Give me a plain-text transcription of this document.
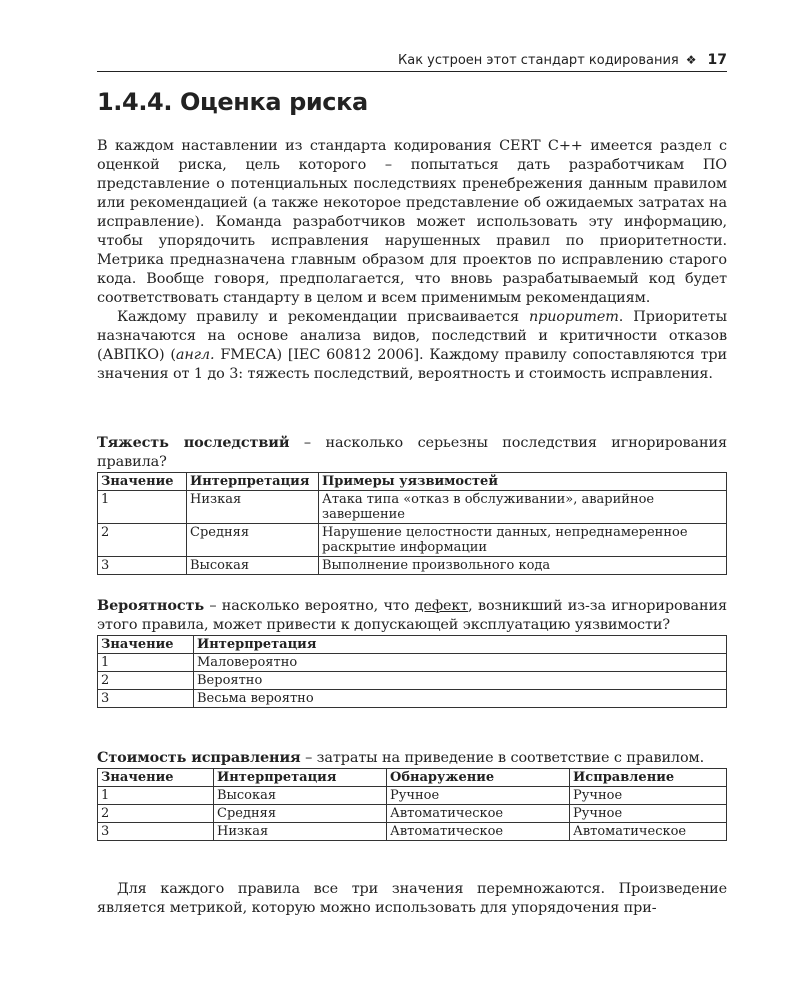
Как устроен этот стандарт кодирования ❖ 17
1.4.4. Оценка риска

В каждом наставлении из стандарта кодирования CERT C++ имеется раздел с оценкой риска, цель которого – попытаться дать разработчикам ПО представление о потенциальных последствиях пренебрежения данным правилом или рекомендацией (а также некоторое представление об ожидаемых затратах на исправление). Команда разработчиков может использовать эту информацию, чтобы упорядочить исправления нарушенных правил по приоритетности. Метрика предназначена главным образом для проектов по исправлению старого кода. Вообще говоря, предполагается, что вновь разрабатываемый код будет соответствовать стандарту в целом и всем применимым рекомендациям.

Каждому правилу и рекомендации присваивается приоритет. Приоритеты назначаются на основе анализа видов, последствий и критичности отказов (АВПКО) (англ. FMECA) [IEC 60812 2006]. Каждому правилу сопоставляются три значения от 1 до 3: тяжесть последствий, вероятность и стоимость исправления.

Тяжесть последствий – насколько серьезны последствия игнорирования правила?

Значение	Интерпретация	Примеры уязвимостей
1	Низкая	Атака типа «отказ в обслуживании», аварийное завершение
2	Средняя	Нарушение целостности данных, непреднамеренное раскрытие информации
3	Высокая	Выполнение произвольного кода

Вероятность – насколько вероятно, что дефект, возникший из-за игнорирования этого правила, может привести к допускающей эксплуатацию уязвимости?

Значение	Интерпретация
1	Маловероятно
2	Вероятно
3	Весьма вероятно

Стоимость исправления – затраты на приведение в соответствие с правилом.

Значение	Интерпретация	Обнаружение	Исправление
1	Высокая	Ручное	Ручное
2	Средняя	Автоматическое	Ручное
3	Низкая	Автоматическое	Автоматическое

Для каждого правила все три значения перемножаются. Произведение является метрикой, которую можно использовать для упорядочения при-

++++

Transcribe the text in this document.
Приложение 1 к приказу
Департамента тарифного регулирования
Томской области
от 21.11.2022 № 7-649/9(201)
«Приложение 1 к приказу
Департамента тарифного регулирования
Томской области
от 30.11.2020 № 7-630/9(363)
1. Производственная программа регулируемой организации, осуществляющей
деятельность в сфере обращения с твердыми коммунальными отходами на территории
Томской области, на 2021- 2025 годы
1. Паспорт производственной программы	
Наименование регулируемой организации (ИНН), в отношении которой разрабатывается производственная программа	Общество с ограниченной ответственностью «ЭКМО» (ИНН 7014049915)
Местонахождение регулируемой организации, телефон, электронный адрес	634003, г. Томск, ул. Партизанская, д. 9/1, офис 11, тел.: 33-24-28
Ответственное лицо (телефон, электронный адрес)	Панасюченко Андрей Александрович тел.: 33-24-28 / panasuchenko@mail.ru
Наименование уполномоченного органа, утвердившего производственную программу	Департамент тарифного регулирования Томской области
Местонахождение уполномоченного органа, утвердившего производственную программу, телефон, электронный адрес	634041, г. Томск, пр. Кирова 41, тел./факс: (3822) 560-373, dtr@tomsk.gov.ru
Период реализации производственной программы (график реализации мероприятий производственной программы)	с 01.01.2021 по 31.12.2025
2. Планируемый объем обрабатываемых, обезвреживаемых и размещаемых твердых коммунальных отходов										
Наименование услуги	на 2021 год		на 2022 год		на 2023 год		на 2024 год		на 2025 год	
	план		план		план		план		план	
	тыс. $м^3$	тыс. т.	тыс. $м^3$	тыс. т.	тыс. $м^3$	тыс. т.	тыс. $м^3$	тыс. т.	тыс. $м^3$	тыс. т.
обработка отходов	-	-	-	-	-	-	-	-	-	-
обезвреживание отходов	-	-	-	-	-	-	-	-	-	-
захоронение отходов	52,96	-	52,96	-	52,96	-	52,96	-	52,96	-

++++

Task details >> Pull out every line containing "Автоматическое".

Answer to this problem >>
2	Средняя	Автоматическое	Ручное
3	Низкая	Автоматическое	Автоматическое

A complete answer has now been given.